## Given instruction
Single out the lines that include the word "with". Copy them.

## Data records

>> begin

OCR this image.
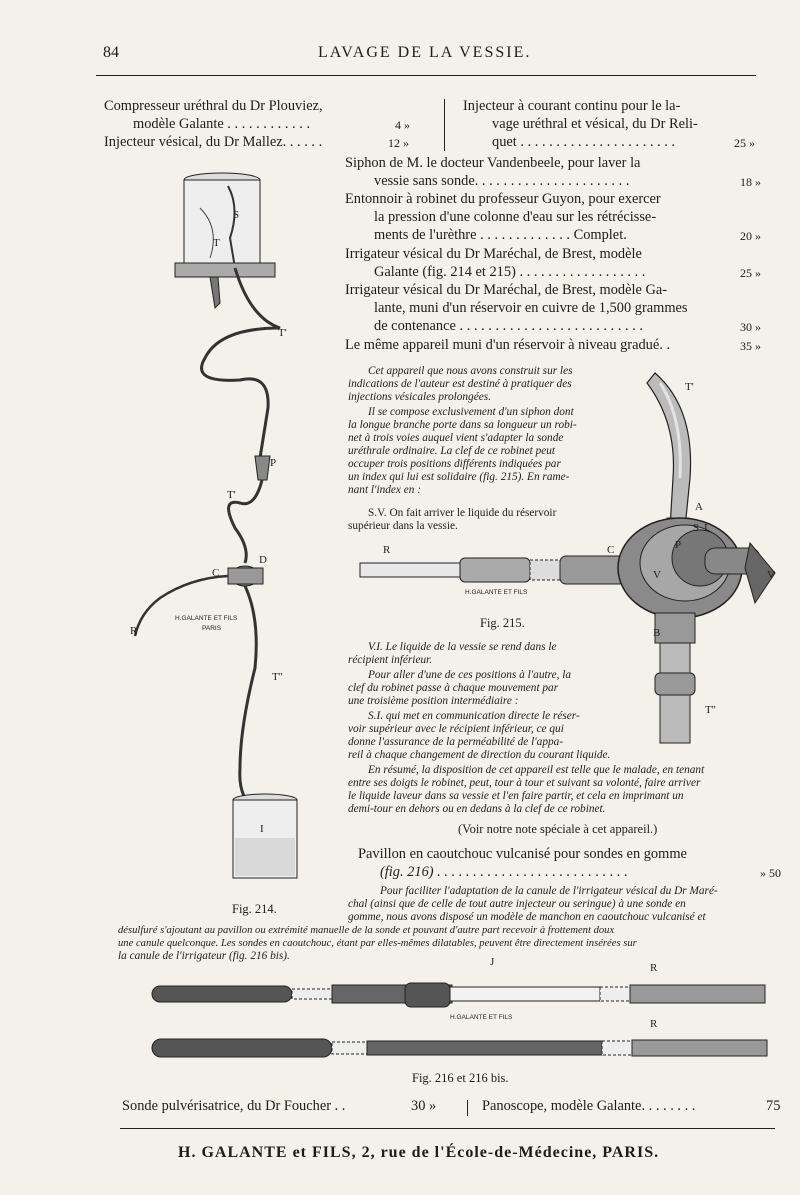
84	LAVAGE DE LA VESSIE.
Compresseur uréthral du Dr Plouviez,
modèle Galante . . . . . . . . . . . .	4 »
Injecteur vésical, du Dr Mallez. . . . . .	12 »
Injecteur à courant continu pour le la-
vage uréthral et vésical, du Dr Reli-
quet . . . . . . . . . . . . . . . . . . . . . .	25 »
Siphon de M. le docteur Vandenbeele, pour laver la
vessie sans sonde. . . . . . . . . . . . . . . . . . . . . .	18 »
Entonnoir à robinet du professeur Guyon, pour exercer
la pression d'une colonne d'eau sur les rétrécisse-
ments de l'urèthre . . . . . . . . . . . . . Complet.	20 »
Irrigateur vésical du Dr Maréchal, de Brest, modèle
Galante (fig. 214 et 215) . . . . . . . . . . . . . . . . . .	25 »
Irrigateur vésical du Dr Maréchal, de Brest, modèle Ga-
lante, muni d'un réservoir en cuivre de 1,500 grammes
de contenance . . . . . . . . . . . . . . . . . . . . . . . . . .	30 »
Le même appareil muni d'un réservoir à niveau gradué. .	35 »
Cet appareil que nous avons construit sur les
indications de l'auteur est destiné à pratiquer des
injections vésicales prolongées.
Il se compose exclusivement d'un siphon dont
la longue branche porte dans sa longueur un robi-
net à trois voies auquel vient s'adapter la sonde
uréthrale ordinaire. La clef de ce robinet peut
occuper trois positions différents indiquées par
un index qui lui est solidaire (fig. 215). En rame-
nant l'index en :
S.V. On fait arriver le liquide du réservoir
supérieur dans la vessie.
T'
R	C
A
B
V
T''
H.GALANTE ET FILS
S I
P
V
Fig. 215.
V.I. Le liquide de la vessie se rend dans le
récipient inférieur.
Pour aller d'une de ces positions à l'autre, la
clef du robinet passe à chaque mouvement par
une troisième position intermédiaire :
S.I. qui met en communication directe le réser-
voir supérieur avec le récipient inférieur, ce qui
donne l'assurance de la perméabilité de l'appa-
reil à chaque changement de direction du courant liquide.
En résumé, la disposition de cet appareil est telle que le malade, en tenant
entre ses doigts le robinet, peut, tour à tour et suivant sa volonté, faire arriver
le liquide laveur dans sa vessie et l'en faire partir, et cela en imprimant un
demi-tour en dehors ou en dedans à la clef de ce robinet.
(Voir notre note spéciale à cet appareil.)
Pavillon en caoutchouc vulcanisé pour sondes en gomme
(fig. 216) . . . . . . . . . . . . . . . . . . . . . . . . . . .	» 50
Pour faciliter l'adaptation de la canule de l'irrigateur vésical du Dr Maré-
chal (ainsi que de celle de tout autre injecteur ou seringue) à une sonde en
gomme, nous avons disposé un modèle de manchon en caoutchouc vulcanisé et
désulfuré s'ajoutant au pavillon ou extrémité manuelle de la sonde et pouvant d'autre part recevoir à frottement doux
une canule quelconque. Les sondes en caoutchouc, étant par elles-mêmes dilatables, peuvent être directement insérées sur
la canule de l'irrigateur (fig. 216 bis).
S
T
T'
P
T'
D
C
R
T''
I
H.GALANTE ET FILS
PARIS
Fig. 214.
J	R
R
H.GALANTE ET FILS
Fig. 216 et 216 bis.
Sonde pulvérisatrice, du Dr Foucher . .	30 »	Panoscope, modèle Galante. . . . . . . .	75
H. GALANTE et FILS, 2, rue de l'École-de-Médecine, PARIS.
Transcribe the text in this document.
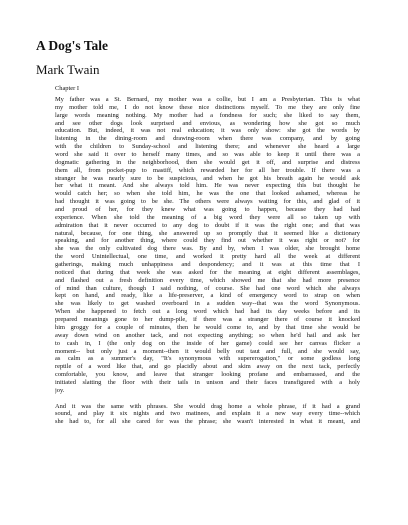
A Dog's Tale
Mark Twain

Chapter I

My father was a St. Bernard, my mother was a collie, but I am a Presbyterian. This is what
my mother told me, I do not know these nice distinctions myself. To me they are only fine
large words meaning nothing. My mother had a fondness for such; she liked to say them,
and see other dogs look surprised and envious, as wondering how she got so much
education. But, indeed, it was not real education; it was only show: she got the words by
listening in the dining-room and drawing-room when there was company, and by going
with the children to Sunday-school and listening there; and whenever she heard a large
word she said it over to herself many times, and so was able to keep it until there was a
dogmatic gathering in the neighborhood, then she would get it off, and surprise and distress
them all, from pocket-pup to mastiff, which rewarded her for all her trouble. If there was a
stranger he was nearly sure to be suspicious, and when he got his breath again he would ask
her what it meant. And she always told him. He was never expecting this but thought he
would catch her; so when she told him, he was the one that looked ashamed, whereas he
had thought it was going to be she. The others were always waiting for this, and glad of it
and proud of her, for they knew what was going to happen, because they had had
experience. When she told the meaning of a big word they were all so taken up with
admiration that it never occurred to any dog to doubt if it was the right one; and that was
natural, because, for one thing, she answered up so promptly that it seemed like a dictionary
speaking, and for another thing, where could they find out whether it was right or not? for
she was the only cultivated dog there was. By and by, when I was older, she brought home
the word Unintellectual, one time, and worked it pretty hard all the week at different
gatherings, making much unhappiness and despondency; and it was at this time that I
noticed that during that week she was asked for the meaning at eight different assemblages,
and flashed out a fresh definition every time, which showed me that she had more presence
of mind than culture, though I said nothing, of course. She had one word which she always
kept on hand, and ready, like a life-preserver, a kind of emergency word to strap on when
she was likely to get washed overboard in a sudden way--that was the word Synonymous.
When she happened to fetch out a long word which had had its day weeks before and its
prepared meanings gone to her dump-pile, if there was a stranger there of course it knocked
him groggy for a couple of minutes, then he would come to, and by that time she would be
away down wind on another tack, and not expecting anything; so when he'd hail and ask her
to cash in, I (the only dog on the inside of her game) could see her canvas flicker a
moment-- but only just a moment--then it would belly out taut and full, and she would say,
as calm as a summer's day, "It's synonymous with supererogation," or some godless long
reptile of a word like that, and go placidly about and skim away on the next tack, perfectly
comfortable, you know, and leave that stranger looking profane and embarrassed, and the
initiated slatting the floor with their tails in unison and their faces transfigured with a holy
joy.
And it was the same with phrases. She would drag home a whole phrase, if it had a grand
sound, and play it six nights and two matinees, and explain it a new way every time--which
she had to, for all she cared for was the phrase; she wasn't interested in what it meant, and
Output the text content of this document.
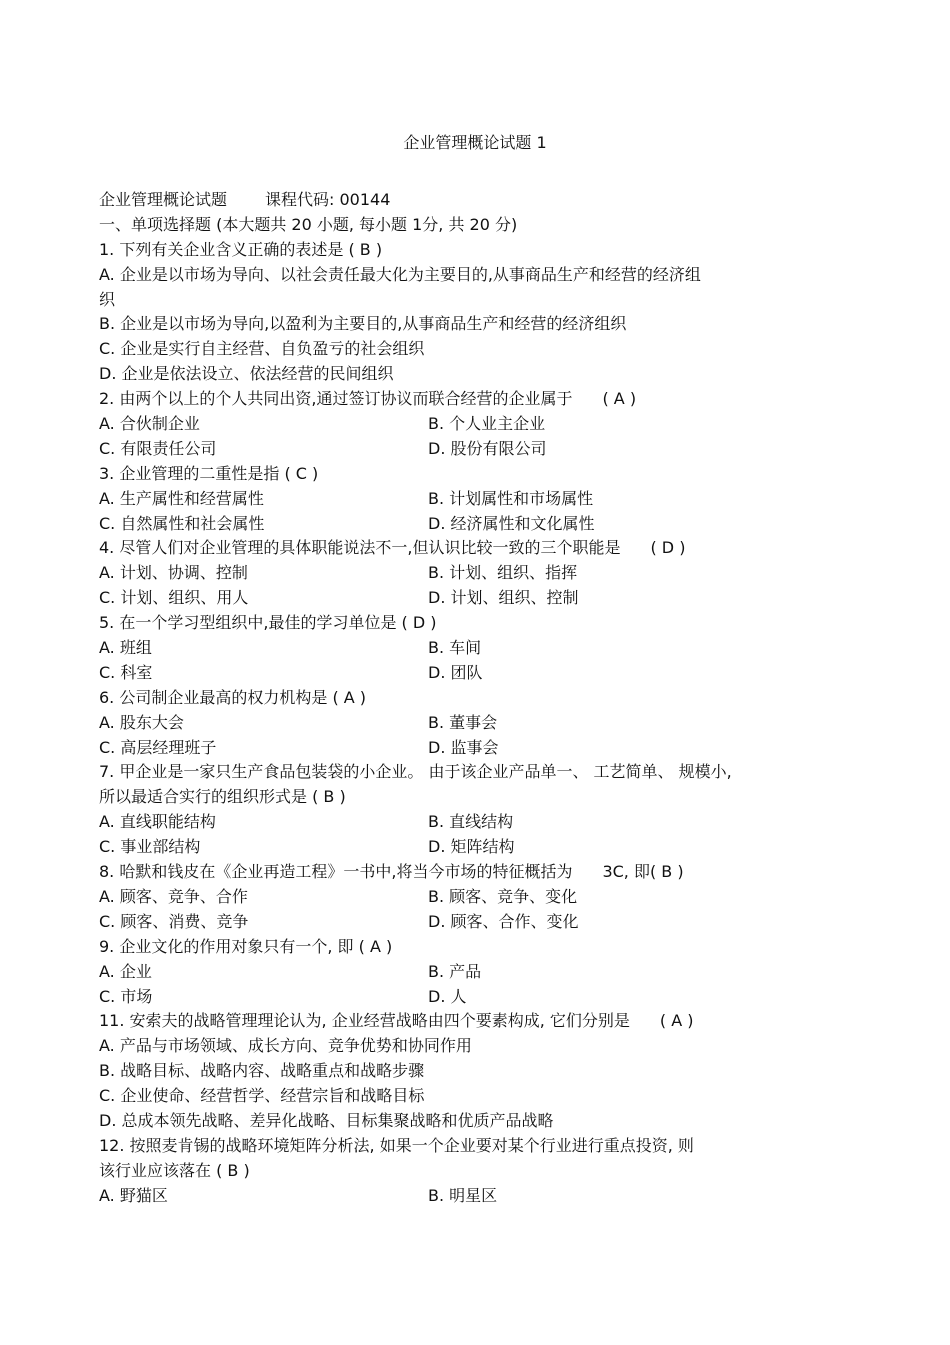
企业管理概论试题 1
企业管理概论试题 课程代码: 00144
一、单项选择题 (本大题共 20 小题, 每小题 1分, 共 20 分)
1. 下列有关企业含义正确的表述是 ( B )
A. 企业是以市场为导向、以社会责任最大化为主要目的,从事商品生产和经营的经济组
织
B. 企业是以市场为导向,以盈利为主要目的,从事商品生产和经营的经济组织
C. 企业是实行自主经营、自负盈亏的社会组织
D. 企业是依法设立、依法经营的民间组织
2. 由两个以上的个人共同出资,通过签订协议而联合经营的企业属于 ( A )
A. 合伙制企业	B. 个人业主企业
C. 有限责任公司	D. 股份有限公司
3. 企业管理的二重性是指 ( C )
A. 生产属性和经营属性	B. 计划属性和市场属性
C. 自然属性和社会属性	D. 经济属性和文化属性
4. 尽管人们对企业管理的具体职能说法不一,但认识比较一致的三个职能是 ( D )
A. 计划、协调、控制	B. 计划、组织、指挥
C. 计划、组织、用人	D. 计划、组织、控制
5. 在一个学习型组织中,最佳的学习单位是 ( D )
A. 班组	B. 车间
C. 科室	D. 团队
6. 公司制企业最高的权力机构是 ( A )
A. 股东大会	B. 董事会
C. 高层经理班子	D. 监事会
7. 甲企业是一家只生产食品包装袋的小企业。 由于该企业产品单一、 工艺简单、 规模小,
所以最适合实行的组织形式是 ( B )
A. 直线职能结构	B. 直线结构
C. 事业部结构	D. 矩阵结构
8. 哈默和钱皮在《企业再造工程》一书中,将当今市场的特征概括为 3C, 即( B )
A. 顾客、竞争、合作	B. 顾客、竞争、变化
C. 顾客、消费、竞争	D. 顾客、合作、变化
9. 企业文化的作用对象只有一个, 即 ( A )
A. 企业	B. 产品
C. 市场	D. 人
11. 安索夫的战略管理理论认为, 企业经营战略由四个要素构成, 它们分别是 ( A )
A. 产品与市场领域、成长方向、竞争优势和协同作用
B. 战略目标、战略内容、战略重点和战略步骤
C. 企业使命、经营哲学、经营宗旨和战略目标
D. 总成本领先战略、差异化战略、目标集聚战略和优质产品战略
12. 按照麦肯锡的战略环境矩阵分析法, 如果一个企业要对某个行业进行重点投资, 则
该行业应该落在 ( B )
A. 野猫区	B. 明星区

>> end

## Result
with the children to Sunday-school and listening there; and whenever she heard a large
experience. When she told the meaning of a big word they were all so taken up with
as calm as a summer's day, "It's synonymous with supererogation," or some godless long
initiated slatting the floor with their tails in unison and their faces transfigured with a holy
And it was the same with phrases. She would drag home a whole phrase, if it had a grand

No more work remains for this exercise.